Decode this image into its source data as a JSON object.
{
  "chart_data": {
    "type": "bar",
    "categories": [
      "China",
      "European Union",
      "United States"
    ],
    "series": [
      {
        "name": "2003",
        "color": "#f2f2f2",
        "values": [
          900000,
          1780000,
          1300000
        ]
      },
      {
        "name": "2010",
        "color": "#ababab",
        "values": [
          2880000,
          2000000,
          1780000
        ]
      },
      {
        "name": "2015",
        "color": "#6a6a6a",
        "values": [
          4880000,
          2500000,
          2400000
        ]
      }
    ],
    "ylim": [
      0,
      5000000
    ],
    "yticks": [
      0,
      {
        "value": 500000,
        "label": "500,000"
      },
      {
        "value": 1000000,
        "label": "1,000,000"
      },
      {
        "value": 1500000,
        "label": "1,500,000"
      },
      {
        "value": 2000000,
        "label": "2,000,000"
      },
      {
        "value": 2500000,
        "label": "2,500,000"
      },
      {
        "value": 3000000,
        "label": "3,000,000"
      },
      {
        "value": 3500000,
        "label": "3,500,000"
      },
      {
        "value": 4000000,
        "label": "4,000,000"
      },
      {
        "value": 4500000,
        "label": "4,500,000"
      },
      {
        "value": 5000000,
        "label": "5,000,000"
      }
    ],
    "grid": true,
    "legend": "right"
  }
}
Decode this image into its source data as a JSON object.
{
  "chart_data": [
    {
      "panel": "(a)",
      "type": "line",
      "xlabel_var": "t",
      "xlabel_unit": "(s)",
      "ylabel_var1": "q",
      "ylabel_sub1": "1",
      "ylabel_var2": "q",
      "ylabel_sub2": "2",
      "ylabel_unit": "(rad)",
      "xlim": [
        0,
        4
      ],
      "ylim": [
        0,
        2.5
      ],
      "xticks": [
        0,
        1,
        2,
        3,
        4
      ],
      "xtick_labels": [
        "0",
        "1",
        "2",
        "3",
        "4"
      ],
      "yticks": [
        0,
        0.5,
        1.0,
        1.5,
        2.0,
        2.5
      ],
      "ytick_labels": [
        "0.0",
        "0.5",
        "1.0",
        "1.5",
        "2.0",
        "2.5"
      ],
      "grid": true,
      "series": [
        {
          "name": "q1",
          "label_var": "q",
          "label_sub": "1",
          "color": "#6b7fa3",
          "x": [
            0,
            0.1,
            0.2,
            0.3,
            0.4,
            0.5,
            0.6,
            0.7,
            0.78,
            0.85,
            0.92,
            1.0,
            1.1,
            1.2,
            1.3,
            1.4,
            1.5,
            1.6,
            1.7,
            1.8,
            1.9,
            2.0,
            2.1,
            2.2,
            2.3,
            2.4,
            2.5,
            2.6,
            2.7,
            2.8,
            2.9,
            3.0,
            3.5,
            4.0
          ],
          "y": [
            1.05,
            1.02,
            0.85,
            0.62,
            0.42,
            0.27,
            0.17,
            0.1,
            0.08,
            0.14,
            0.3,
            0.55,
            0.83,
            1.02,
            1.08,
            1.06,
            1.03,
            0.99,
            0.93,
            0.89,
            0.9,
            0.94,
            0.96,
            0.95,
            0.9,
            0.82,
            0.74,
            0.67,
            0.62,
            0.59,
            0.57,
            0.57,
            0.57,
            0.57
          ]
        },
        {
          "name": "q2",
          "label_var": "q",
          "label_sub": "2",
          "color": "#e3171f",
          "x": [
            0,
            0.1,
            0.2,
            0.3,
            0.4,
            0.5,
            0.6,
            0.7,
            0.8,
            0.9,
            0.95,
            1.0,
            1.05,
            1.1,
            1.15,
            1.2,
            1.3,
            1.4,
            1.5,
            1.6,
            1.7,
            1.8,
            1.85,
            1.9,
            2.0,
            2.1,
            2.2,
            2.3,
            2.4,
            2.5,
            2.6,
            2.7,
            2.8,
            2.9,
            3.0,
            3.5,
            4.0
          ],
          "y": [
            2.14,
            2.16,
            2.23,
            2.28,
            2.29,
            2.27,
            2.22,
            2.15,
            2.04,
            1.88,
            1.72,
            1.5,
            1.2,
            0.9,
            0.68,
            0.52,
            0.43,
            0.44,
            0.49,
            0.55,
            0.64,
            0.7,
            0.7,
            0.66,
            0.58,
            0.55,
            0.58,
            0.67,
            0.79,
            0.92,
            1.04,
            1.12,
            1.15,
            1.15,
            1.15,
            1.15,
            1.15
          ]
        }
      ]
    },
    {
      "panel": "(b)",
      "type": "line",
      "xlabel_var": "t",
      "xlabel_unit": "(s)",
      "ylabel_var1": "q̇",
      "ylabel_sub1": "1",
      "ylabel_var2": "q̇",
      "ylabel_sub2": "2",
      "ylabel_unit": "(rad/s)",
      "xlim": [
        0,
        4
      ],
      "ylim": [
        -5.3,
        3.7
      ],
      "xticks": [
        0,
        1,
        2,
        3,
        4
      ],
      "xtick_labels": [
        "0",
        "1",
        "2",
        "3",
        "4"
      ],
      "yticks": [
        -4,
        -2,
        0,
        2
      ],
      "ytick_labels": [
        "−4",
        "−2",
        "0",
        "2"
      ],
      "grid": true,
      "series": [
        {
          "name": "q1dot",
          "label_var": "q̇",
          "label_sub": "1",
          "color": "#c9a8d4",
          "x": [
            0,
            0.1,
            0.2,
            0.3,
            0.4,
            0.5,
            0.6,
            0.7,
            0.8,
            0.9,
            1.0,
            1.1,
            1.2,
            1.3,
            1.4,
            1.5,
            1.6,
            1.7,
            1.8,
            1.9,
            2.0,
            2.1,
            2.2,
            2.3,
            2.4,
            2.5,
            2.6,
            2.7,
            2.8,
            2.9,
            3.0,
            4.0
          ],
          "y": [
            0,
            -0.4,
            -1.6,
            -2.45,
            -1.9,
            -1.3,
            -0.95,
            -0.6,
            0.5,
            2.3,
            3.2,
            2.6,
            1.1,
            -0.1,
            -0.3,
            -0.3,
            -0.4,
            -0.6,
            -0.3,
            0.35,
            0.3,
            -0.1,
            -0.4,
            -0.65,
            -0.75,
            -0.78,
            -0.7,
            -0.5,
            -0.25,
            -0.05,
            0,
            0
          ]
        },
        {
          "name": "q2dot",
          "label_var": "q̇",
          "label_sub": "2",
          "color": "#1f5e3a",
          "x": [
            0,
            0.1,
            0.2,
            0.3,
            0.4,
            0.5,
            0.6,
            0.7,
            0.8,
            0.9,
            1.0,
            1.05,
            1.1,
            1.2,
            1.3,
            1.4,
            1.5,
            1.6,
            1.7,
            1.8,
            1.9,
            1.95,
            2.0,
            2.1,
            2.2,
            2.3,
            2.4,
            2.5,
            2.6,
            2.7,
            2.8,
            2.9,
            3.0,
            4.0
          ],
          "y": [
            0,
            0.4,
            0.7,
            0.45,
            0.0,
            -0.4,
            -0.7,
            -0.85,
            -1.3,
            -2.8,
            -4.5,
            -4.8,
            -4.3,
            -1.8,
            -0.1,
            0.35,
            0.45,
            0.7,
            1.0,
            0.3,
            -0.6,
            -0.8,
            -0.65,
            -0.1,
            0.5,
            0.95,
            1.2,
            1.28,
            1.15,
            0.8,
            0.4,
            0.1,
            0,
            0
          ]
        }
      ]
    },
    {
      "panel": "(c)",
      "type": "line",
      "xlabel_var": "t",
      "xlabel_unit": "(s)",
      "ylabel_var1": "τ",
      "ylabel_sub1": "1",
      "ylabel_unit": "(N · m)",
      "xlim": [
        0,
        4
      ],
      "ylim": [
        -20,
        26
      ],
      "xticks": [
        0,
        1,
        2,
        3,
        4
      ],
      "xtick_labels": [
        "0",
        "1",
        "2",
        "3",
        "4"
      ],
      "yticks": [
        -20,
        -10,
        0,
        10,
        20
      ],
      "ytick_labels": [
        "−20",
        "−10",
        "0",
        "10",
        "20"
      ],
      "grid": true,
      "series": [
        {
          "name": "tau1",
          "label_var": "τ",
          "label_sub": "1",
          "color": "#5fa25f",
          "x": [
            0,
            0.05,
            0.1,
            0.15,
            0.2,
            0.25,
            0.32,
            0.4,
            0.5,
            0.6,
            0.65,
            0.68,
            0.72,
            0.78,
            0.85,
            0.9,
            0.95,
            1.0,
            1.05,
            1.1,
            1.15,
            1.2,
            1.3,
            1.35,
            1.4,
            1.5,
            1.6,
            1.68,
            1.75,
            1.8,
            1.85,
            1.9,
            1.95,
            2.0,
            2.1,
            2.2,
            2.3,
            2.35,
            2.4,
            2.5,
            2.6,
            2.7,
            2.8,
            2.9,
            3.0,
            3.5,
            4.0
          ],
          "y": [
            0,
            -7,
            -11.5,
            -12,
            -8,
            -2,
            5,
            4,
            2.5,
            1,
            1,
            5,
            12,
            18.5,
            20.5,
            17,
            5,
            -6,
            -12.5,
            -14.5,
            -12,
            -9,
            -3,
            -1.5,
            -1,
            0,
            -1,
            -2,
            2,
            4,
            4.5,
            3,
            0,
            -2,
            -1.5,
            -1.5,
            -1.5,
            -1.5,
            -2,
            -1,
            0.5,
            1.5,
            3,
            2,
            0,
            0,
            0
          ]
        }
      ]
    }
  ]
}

** Problem to work on **
Pull out all lines in the data above that include "color".

** Response to the task **
        "color": "#f2f2f2",
        "color": "#ababab",
        "color": "#6a6a6a",
          "color": "#6b7fa3",
          "color": "#e3171f",
          "color": "#c9a8d4",
          "color": "#1f5e3a",
          "color": "#5fa25f",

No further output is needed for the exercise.